* **Problem to work on**: Only the number is wanted: count the lines in the data with "JSON" in them.

* **Entries shown**:
+++

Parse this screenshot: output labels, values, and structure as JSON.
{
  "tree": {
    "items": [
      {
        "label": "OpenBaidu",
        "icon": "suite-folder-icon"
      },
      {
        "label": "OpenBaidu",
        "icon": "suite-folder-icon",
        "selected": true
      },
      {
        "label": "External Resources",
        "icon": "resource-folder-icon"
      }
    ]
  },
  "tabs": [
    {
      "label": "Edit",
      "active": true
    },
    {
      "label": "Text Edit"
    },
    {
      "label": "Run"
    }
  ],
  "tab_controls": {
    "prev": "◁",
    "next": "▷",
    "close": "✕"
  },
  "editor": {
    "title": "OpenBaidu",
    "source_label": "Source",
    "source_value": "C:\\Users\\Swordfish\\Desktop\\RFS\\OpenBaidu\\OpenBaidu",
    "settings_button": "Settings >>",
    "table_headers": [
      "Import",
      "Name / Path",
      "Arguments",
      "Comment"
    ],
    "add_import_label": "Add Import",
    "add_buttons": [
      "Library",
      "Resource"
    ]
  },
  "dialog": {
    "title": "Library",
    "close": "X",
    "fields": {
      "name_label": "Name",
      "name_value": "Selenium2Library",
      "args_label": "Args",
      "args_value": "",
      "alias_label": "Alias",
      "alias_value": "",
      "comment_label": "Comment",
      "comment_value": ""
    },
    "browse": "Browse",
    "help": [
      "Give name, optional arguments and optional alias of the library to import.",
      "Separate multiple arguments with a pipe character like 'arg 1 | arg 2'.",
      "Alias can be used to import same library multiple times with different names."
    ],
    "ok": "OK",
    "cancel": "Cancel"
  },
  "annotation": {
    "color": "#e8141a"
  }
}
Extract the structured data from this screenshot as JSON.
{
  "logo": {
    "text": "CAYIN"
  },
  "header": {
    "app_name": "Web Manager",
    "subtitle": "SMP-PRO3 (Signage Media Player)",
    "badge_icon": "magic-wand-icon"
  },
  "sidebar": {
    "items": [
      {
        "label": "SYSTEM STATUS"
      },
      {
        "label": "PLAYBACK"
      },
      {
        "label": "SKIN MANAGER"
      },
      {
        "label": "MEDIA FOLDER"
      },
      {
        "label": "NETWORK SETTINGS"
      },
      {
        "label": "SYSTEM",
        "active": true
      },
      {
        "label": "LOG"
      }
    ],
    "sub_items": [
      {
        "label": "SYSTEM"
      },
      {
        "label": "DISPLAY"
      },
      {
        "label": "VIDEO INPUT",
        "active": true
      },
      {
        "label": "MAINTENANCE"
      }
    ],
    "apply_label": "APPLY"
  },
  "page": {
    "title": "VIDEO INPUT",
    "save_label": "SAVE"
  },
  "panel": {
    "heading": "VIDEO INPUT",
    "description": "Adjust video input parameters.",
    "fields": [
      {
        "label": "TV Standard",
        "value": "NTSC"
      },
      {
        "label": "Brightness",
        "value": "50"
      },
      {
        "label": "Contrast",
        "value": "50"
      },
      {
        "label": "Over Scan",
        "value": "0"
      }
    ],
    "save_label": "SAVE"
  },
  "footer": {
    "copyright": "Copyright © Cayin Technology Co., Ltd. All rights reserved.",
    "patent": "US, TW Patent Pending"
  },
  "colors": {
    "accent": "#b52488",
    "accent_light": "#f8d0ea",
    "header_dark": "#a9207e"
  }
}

+++

* **Solution for this task**: 2